### TRECHO DO DOCUMENTO

╔══

Com um orçamento significativo, por meio de recursos provenientes do Tesouro estadual e/ou dos recursos advindos da Fundação Zerbini, o modelo de fundação adotado pelo InCor enfrenta problemas a demandar soluções em curto prazo que o viabilizem econômico-financeiramente.
Prontamente, os governos federal e estadual, por meio da Secretaria da Saúde, criaram um grupo de trabalho emergencial para a busca de soluções imediatas para superar as dificuldades financeiras e administrativas vividas por essa respeitável e renomada instituição pública de assistência, ensino e pesquisa na área de doenças cardiovasculares.
Em 4/12/06, o sr. governador do Estado envia à Assembléia Legislativa o PLC nš 79/2006, que transforma o Hospital das Clínicas (HC-FMUSP) em autarquia de regime especial, suplementando o quadro de pessoal do InCor "em função da grave crise econômico-financeira por que passa a Fundação Zerbini", como justifica o sr. secretário da Saúde.
Queremos chamar a atenção para a política de primo rico e primo pobre com que a Secretaria da Saúde, diferenciadamente, trata duas tradicionais instituições públicas de saúde pertencentes ao Estado, geograficamente próximas e integrando o chamado quarteirão público da saúde na avenida Dr. Arnaldo.
Em 1/12/2006, por ocasião do Dia Internacional de Luta contra a Aids, o corpo clínico do Emílio Ribas volta a se manifestar publicamente reclamando mudanças administrativas e melhorias nas condições de atendimento na instituição.
Vale lembrar que desde 2003 o Emílio Ribas vem se debatendo com problemas econômico-financeiros, administrativos e de modelo de administração. Naquele ano, o corpo clínico do IIER elaborou um relatório, apresentado ao secretário da Saúde, sr. Luiz Roberto Barradas Barata, contendo amplo diagnóstico institucional e propostas de mudanças com o objetivo de transformar o atual modelo e criar mecanismos mais rápidos e eficientes de gestão.

╚══

### INFORMAÇÕES EXTRAÍDAS
╔══

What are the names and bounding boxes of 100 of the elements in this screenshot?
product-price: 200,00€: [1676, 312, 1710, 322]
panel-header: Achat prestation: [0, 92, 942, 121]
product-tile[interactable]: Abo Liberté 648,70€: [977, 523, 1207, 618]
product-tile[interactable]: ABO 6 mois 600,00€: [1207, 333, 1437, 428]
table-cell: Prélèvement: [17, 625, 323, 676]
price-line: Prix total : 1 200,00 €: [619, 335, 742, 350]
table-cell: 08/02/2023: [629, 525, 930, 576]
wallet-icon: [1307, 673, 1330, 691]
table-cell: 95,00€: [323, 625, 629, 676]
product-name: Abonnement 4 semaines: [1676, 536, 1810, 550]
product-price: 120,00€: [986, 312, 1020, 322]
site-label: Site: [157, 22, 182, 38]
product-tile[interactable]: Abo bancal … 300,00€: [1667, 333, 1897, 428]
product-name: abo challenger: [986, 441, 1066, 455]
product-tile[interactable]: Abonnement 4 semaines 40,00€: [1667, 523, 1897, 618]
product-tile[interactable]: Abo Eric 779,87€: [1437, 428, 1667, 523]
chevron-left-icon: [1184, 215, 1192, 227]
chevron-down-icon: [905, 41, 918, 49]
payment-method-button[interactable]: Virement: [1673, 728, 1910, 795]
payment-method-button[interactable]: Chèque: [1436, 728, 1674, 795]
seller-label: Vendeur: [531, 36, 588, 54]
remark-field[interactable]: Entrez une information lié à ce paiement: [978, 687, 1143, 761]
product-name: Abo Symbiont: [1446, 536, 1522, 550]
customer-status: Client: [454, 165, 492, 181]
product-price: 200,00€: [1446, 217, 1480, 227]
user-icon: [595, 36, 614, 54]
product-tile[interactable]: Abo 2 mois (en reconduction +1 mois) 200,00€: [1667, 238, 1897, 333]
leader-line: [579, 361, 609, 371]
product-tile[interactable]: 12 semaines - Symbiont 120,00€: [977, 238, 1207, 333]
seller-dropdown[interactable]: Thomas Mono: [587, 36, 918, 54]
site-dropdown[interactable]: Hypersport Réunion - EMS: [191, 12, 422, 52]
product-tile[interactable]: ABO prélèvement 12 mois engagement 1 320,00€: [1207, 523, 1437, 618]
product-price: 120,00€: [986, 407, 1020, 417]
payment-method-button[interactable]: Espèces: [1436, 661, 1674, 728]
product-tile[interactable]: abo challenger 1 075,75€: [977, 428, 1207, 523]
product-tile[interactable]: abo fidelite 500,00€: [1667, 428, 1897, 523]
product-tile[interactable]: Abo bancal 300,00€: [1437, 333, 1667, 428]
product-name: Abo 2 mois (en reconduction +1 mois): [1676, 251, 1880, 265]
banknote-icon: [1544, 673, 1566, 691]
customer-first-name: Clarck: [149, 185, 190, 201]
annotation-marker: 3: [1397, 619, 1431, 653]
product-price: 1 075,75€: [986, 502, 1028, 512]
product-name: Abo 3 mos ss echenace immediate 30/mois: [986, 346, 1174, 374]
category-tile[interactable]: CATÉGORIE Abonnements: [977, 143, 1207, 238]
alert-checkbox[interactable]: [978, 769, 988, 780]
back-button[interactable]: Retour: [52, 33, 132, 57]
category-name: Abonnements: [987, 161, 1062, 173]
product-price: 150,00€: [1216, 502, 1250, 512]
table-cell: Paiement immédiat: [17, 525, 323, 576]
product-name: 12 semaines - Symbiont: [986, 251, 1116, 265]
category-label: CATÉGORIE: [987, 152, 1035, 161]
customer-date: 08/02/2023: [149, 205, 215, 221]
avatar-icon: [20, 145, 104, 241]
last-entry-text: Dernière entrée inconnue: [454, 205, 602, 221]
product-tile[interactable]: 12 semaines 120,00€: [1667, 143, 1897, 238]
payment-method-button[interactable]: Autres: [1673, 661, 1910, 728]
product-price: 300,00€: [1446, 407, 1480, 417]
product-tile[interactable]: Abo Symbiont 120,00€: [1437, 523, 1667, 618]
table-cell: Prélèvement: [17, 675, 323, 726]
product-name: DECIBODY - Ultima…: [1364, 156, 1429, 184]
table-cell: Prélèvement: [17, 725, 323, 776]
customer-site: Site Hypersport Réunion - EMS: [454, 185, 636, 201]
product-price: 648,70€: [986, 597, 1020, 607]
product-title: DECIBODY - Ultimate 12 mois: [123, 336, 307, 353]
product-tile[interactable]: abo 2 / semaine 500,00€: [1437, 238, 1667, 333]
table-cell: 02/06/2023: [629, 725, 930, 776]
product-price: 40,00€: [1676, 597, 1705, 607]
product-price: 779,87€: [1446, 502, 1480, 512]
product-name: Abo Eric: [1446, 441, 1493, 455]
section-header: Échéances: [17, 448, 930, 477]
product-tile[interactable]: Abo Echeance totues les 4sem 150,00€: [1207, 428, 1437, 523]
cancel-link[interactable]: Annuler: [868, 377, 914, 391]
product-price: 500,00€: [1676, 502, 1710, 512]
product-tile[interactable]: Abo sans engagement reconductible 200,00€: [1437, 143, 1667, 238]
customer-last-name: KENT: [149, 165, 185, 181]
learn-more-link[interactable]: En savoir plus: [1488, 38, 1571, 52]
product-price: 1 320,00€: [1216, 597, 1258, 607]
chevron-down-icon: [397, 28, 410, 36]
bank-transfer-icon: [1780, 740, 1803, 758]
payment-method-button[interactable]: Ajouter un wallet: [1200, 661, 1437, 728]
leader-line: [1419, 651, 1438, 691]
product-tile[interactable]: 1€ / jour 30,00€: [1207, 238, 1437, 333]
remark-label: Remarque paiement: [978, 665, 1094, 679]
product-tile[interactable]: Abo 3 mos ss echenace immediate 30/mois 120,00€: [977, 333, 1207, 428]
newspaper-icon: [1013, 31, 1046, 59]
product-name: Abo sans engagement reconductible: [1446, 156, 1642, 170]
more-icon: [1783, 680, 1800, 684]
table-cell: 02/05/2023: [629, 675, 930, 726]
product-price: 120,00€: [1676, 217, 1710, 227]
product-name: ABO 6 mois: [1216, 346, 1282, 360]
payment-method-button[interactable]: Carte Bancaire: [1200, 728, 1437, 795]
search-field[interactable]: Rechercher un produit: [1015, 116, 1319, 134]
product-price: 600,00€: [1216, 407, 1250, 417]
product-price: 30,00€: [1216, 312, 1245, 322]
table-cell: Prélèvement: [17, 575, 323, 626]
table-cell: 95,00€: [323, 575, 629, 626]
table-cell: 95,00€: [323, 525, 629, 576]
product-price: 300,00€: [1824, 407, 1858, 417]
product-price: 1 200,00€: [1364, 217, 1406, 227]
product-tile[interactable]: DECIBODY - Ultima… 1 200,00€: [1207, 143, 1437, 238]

╚══

### TAREFAS DO EXERCÍCIO
1. No trecho sobre o InCor e o Emílio Ribas, desde que ano o Emílio Ribas enfrenta problemas econômico-financeiros, administrativos e de modelo de administração?
2. Retome o trecho sobre o InCor e o Emílio Ribas e dê continuidade a ele a partir da última frase.

### RESPOSTAS ÀS TAREFAS
1. Desde 2003.

2.
São problemas crônicos que, aliados à falta de recursos e à centralização administrativa excessiva, levam à deterioração da relação do corpo clínico com a direção, das condições de trabalho e de atendimento.
Contribui para isso a falta de diálogo por parte do gestor estadual, que, diferentemente da solução encontrada para o InCor, nunca teve uma só palavra sobre o papel do IIER na política estadual de saúde. Todas as ações relativas ao IIER, se é que existem, são definidas de fora para dentro, de forma extremamente centralizada e sem a menor participação do corpo clínico do hospital.
São exemplos a tentativa de incorporação do IIER na malfadada Agência de Controle de Doenças e Promoção de Saúde e, em seguida, a desvinculação do IIER da Coordenação dos Institutos de Pesquisas (CIP), descaracterizando o IIER como hospital de referência, ensino, pesquisa e assistência de média e alta complexidade em doenças infecciosas.
Lamentamos que, como no passado, ainda ocorram redução de valores orçamentários e grande variabilidade de recursos ano a ano, que são insuficientes para atender as metas e atividades estabelecidas na proposta orçamentária e para a manutenção e a ampliação dos serviços e equipamentos.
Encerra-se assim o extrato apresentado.